Figure contents as structured data
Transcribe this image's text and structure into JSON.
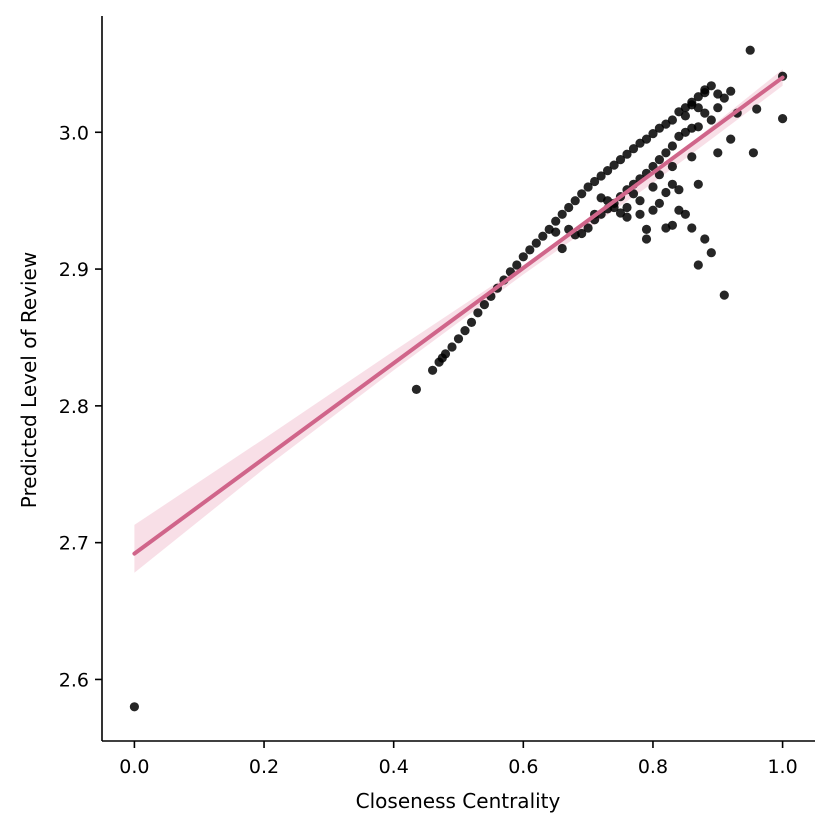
{
  "chart_data": {
    "type": "scatter",
    "xlabel": "Closeness Centrality",
    "ylabel": "Predicted Level of Review",
    "xlim": [
      -0.05,
      1.05
    ],
    "ylim": [
      2.555,
      3.085
    ],
    "x_ticks": [
      0.0,
      0.2,
      0.4,
      0.6,
      0.8,
      1.0
    ],
    "x_tick_labels": [
      "0.0",
      "0.2",
      "0.4",
      "0.6",
      "0.8",
      "1.0"
    ],
    "y_ticks": [
      2.6,
      2.7,
      2.8,
      2.9,
      3.0
    ],
    "y_tick_labels": [
      "2.6",
      "2.7",
      "2.8",
      "2.9",
      "3.0"
    ],
    "grid": false,
    "legend": "none",
    "colors": {
      "points": "#000000",
      "fit_line": "#d0658a",
      "confidence_band": "#f5d4df"
    },
    "regression": {
      "intercept": 2.692,
      "slope": 0.348,
      "ci_band": [
        {
          "x": 0.0,
          "lower": 2.678,
          "upper": 2.713
        },
        {
          "x": 0.2,
          "lower": 2.754,
          "upper": 2.776
        },
        {
          "x": 0.4,
          "lower": 2.826,
          "upper": 2.84
        },
        {
          "x": 0.6,
          "lower": 2.896,
          "upper": 2.903
        },
        {
          "x": 0.8,
          "lower": 2.963,
          "upper": 2.97
        },
        {
          "x": 1.0,
          "lower": 3.034,
          "upper": 3.046
        }
      ]
    },
    "points": [
      [
        0.0,
        2.58
      ],
      [
        0.435,
        2.812
      ],
      [
        0.46,
        2.826
      ],
      [
        0.47,
        2.832
      ],
      [
        0.475,
        2.835
      ],
      [
        0.48,
        2.838
      ],
      [
        0.49,
        2.843
      ],
      [
        0.5,
        2.849
      ],
      [
        0.51,
        2.855
      ],
      [
        0.52,
        2.861
      ],
      [
        0.53,
        2.868
      ],
      [
        0.54,
        2.874
      ],
      [
        0.55,
        2.88
      ],
      [
        0.56,
        2.886
      ],
      [
        0.57,
        2.892
      ],
      [
        0.58,
        2.898
      ],
      [
        0.59,
        2.903
      ],
      [
        0.6,
        2.909
      ],
      [
        0.61,
        2.914
      ],
      [
        0.62,
        2.919
      ],
      [
        0.63,
        2.924
      ],
      [
        0.64,
        2.929
      ],
      [
        0.65,
        2.935
      ],
      [
        0.66,
        2.94
      ],
      [
        0.67,
        2.945
      ],
      [
        0.68,
        2.95
      ],
      [
        0.69,
        2.955
      ],
      [
        0.7,
        2.96
      ],
      [
        0.71,
        2.964
      ],
      [
        0.72,
        2.968
      ],
      [
        0.73,
        2.972
      ],
      [
        0.74,
        2.976
      ],
      [
        0.75,
        2.98
      ],
      [
        0.76,
        2.984
      ],
      [
        0.77,
        2.988
      ],
      [
        0.78,
        2.992
      ],
      [
        0.79,
        2.995
      ],
      [
        0.8,
        2.999
      ],
      [
        0.81,
        3.003
      ],
      [
        0.82,
        3.006
      ],
      [
        0.83,
        3.009
      ],
      [
        0.85,
        3.018
      ],
      [
        0.86,
        3.022
      ],
      [
        0.87,
        3.026
      ],
      [
        0.88,
        3.029
      ],
      [
        0.89,
        3.034
      ],
      [
        0.9,
        3.028
      ],
      [
        0.91,
        3.025
      ],
      [
        0.92,
        3.03
      ],
      [
        0.93,
        3.014
      ],
      [
        0.95,
        3.06
      ],
      [
        1.0,
        3.041
      ],
      [
        1.0,
        3.01
      ],
      [
        0.955,
        2.985
      ],
      [
        0.96,
        3.017
      ],
      [
        0.92,
        2.995
      ],
      [
        0.9,
        2.985
      ],
      [
        0.88,
        2.922
      ],
      [
        0.89,
        2.912
      ],
      [
        0.87,
        2.903
      ],
      [
        0.91,
        2.881
      ],
      [
        0.87,
        2.962
      ],
      [
        0.86,
        2.93
      ],
      [
        0.85,
        2.94
      ],
      [
        0.84,
        2.943
      ],
      [
        0.83,
        2.962
      ],
      [
        0.83,
        2.932
      ],
      [
        0.82,
        2.93
      ],
      [
        0.82,
        2.956
      ],
      [
        0.81,
        2.948
      ],
      [
        0.8,
        2.943
      ],
      [
        0.79,
        2.922
      ],
      [
        0.79,
        2.929
      ],
      [
        0.78,
        2.94
      ],
      [
        0.77,
        2.955
      ],
      [
        0.76,
        2.938
      ],
      [
        0.75,
        2.941
      ],
      [
        0.74,
        2.945
      ],
      [
        0.73,
        2.95
      ],
      [
        0.72,
        2.952
      ],
      [
        0.71,
        2.94
      ],
      [
        0.7,
        2.93
      ],
      [
        0.69,
        2.926
      ],
      [
        0.68,
        2.925
      ],
      [
        0.67,
        2.929
      ],
      [
        0.66,
        2.915
      ],
      [
        0.65,
        2.927
      ],
      [
        0.9,
        3.018
      ],
      [
        0.89,
        3.009
      ],
      [
        0.88,
        3.014
      ],
      [
        0.87,
        3.004
      ],
      [
        0.86,
        3.003
      ],
      [
        0.85,
        3.0
      ],
      [
        0.84,
        2.997
      ],
      [
        0.83,
        2.99
      ],
      [
        0.82,
        2.985
      ],
      [
        0.81,
        2.98
      ],
      [
        0.8,
        2.975
      ],
      [
        0.79,
        2.97
      ],
      [
        0.78,
        2.966
      ],
      [
        0.77,
        2.962
      ],
      [
        0.76,
        2.958
      ],
      [
        0.75,
        2.953
      ],
      [
        0.74,
        2.948
      ],
      [
        0.73,
        2.944
      ],
      [
        0.72,
        2.94
      ],
      [
        0.71,
        2.936
      ],
      [
        0.84,
        3.015
      ],
      [
        0.86,
        3.02
      ],
      [
        0.87,
        3.018
      ],
      [
        0.88,
        3.031
      ],
      [
        0.85,
        3.012
      ],
      [
        0.8,
        2.96
      ],
      [
        0.78,
        2.95
      ],
      [
        0.76,
        2.945
      ],
      [
        0.81,
        2.969
      ],
      [
        0.83,
        2.975
      ],
      [
        0.86,
        2.982
      ],
      [
        0.84,
        2.958
      ]
    ]
  }
}
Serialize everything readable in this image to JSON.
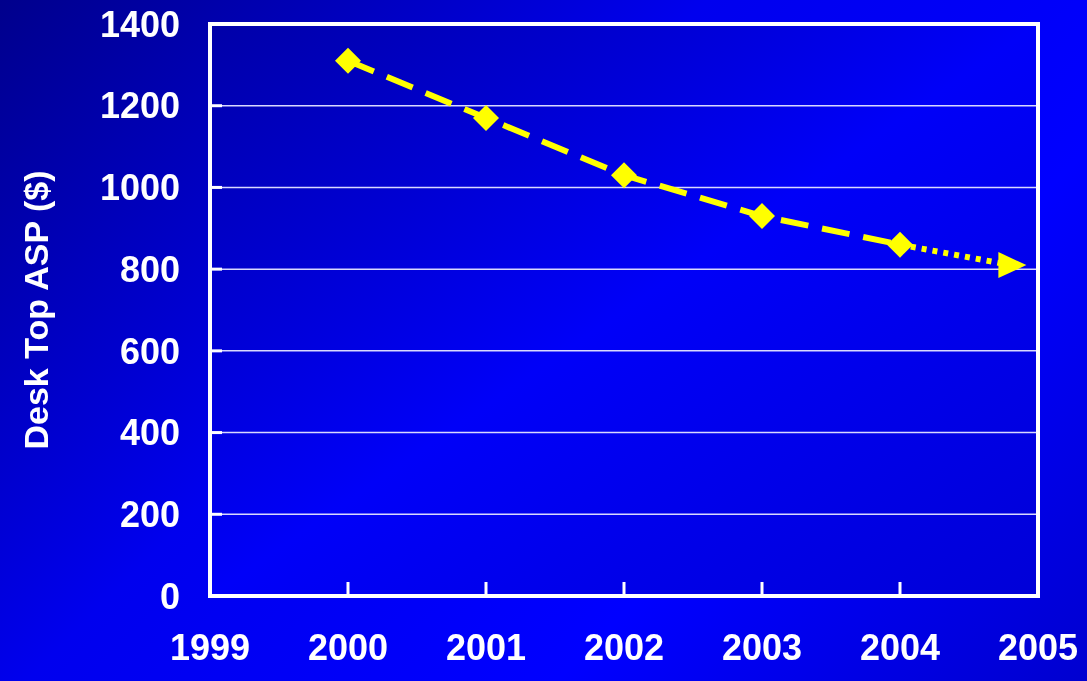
{
  "chart_data": {
    "type": "line",
    "ylabel": "Desk Top ASP ($)",
    "xlim": [
      1999,
      2005
    ],
    "xticks": [
      1999,
      2000,
      2001,
      2002,
      2003,
      2004,
      2005
    ],
    "ylim": [
      0,
      1400
    ],
    "yticks": [
      0,
      200,
      400,
      600,
      800,
      1000,
      1200,
      1400
    ],
    "grid": "y",
    "series": [
      {
        "color": "#ffff00",
        "x": [
          2000,
          2001,
          2002,
          2003,
          2004
        ],
        "values": [
          1310,
          1170,
          1030,
          930,
          860
        ],
        "line_style": "dashed",
        "marker": "diamond"
      },
      {
        "color": "#ffff00",
        "x": [
          2004,
          2004.8
        ],
        "values": [
          860,
          810
        ],
        "line_style": "dotted",
        "marker": "triangle"
      }
    ]
  }
}
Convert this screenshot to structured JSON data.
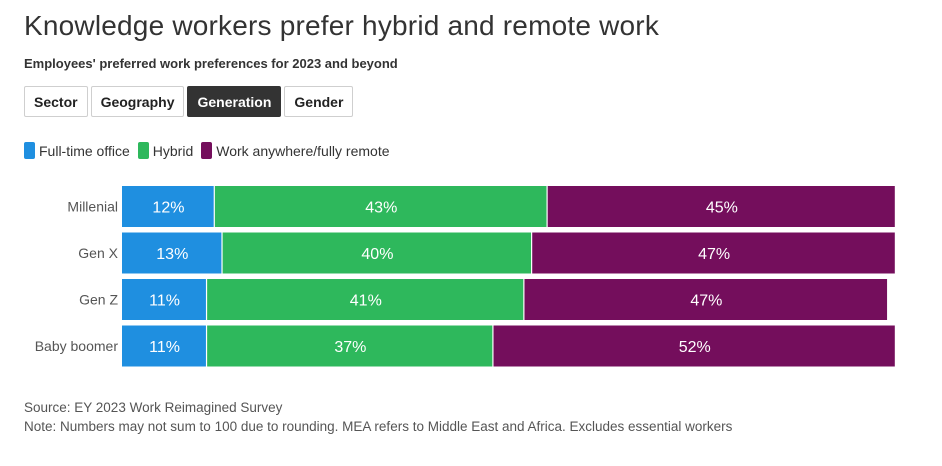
{
  "title": "Knowledge workers prefer hybrid and remote work",
  "subtitle": "Employees' preferred work preferences for 2023 and beyond",
  "tabs": [
    {
      "label": "Sector",
      "active": false
    },
    {
      "label": "Geography",
      "active": false
    },
    {
      "label": "Generation",
      "active": true
    },
    {
      "label": "Gender",
      "active": false
    }
  ],
  "colors": {
    "office": "#1f8fe0",
    "hybrid": "#2eb85c",
    "remote": "#740e5c"
  },
  "chart_data": {
    "type": "bar",
    "orientation": "horizontal",
    "stacked": true,
    "title": "Knowledge workers prefer hybrid and remote work",
    "categories": [
      "Millenial",
      "Gen X",
      "Gen Z",
      "Baby boomer"
    ],
    "series": [
      {
        "name": "Full-time office",
        "color": "#1f8fe0",
        "values": [
          12,
          13,
          11,
          11
        ]
      },
      {
        "name": "Hybrid",
        "color": "#2eb85c",
        "values": [
          43,
          40,
          41,
          37
        ]
      },
      {
        "name": "Work anywhere/fully remote",
        "color": "#740e5c",
        "values": [
          45,
          47,
          47,
          52
        ]
      }
    ],
    "value_suffix": "%",
    "xlim": [
      0,
      100
    ],
    "legend_position": "top-left"
  },
  "footer": {
    "source": "Source: EY 2023 Work Reimagined Survey",
    "note": "Note: Numbers may not sum to 100 due to rounding. MEA refers to Middle East and Africa. Excludes essential workers"
  }
}
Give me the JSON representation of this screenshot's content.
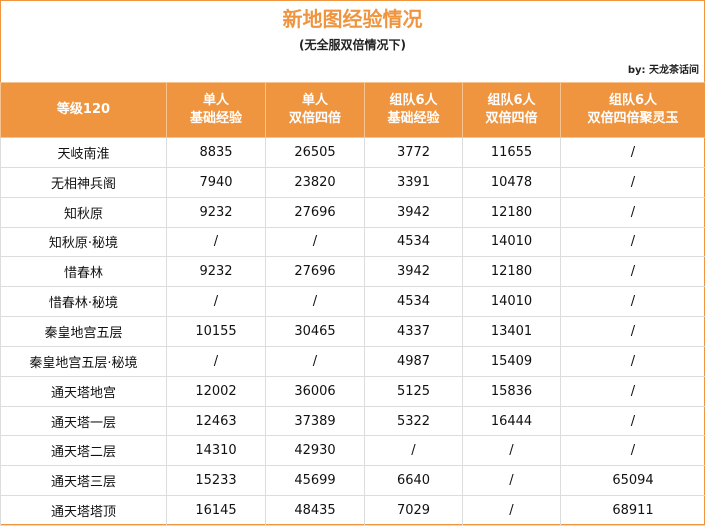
{
  "title": "新地图经验情况",
  "subtitle": "(无全服双倍情况下)",
  "byline": "by:  天龙茶话间",
  "columns": [
    {
      "line1": "等级120",
      "line2": ""
    },
    {
      "line1": "单人",
      "line2": "基础经验"
    },
    {
      "line1": "单人",
      "line2": "双倍四倍"
    },
    {
      "line1": "组队6人",
      "line2": "基础经验"
    },
    {
      "line1": "组队6人",
      "line2": "双倍四倍"
    },
    {
      "line1": "组队6人",
      "line2": "双倍四倍聚灵玉"
    }
  ],
  "rows": [
    [
      "天岐南淮",
      "8835",
      "26505",
      "3772",
      "11655",
      "/"
    ],
    [
      "无相神兵阁",
      "7940",
      "23820",
      "3391",
      "10478",
      "/"
    ],
    [
      "知秋原",
      "9232",
      "27696",
      "3942",
      "12180",
      "/"
    ],
    [
      "知秋原·秘境",
      "/",
      "/",
      "4534",
      "14010",
      "/"
    ],
    [
      "惜春林",
      "9232",
      "27696",
      "3942",
      "12180",
      "/"
    ],
    [
      "惜春林·秘境",
      "/",
      "/",
      "4534",
      "14010",
      "/"
    ],
    [
      "秦皇地宫五层",
      "10155",
      "30465",
      "4337",
      "13401",
      "/"
    ],
    [
      "秦皇地宫五层·秘境",
      "/",
      "/",
      "4987",
      "15409",
      "/"
    ],
    [
      "通天塔地宫",
      "12002",
      "36006",
      "5125",
      "15836",
      "/"
    ],
    [
      "通天塔一层",
      "12463",
      "37389",
      "5322",
      "16444",
      "/"
    ],
    [
      "通天塔二层",
      "14310",
      "42930",
      "/",
      "/",
      "/"
    ],
    [
      "通天塔三层",
      "15233",
      "45699",
      "6640",
      "/",
      "65094"
    ],
    [
      "通天塔塔顶",
      "16145",
      "48435",
      "7029",
      "/",
      "68911"
    ]
  ],
  "colors": {
    "header_bg": "#f0953f",
    "title": "#f0953f"
  }
}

- **DESCRIPTION OF THE TASK**
Looking at the entries above, say how many lines contain the word "this". Only the number is wanted.

- **COMPLETE RESPONSE**
4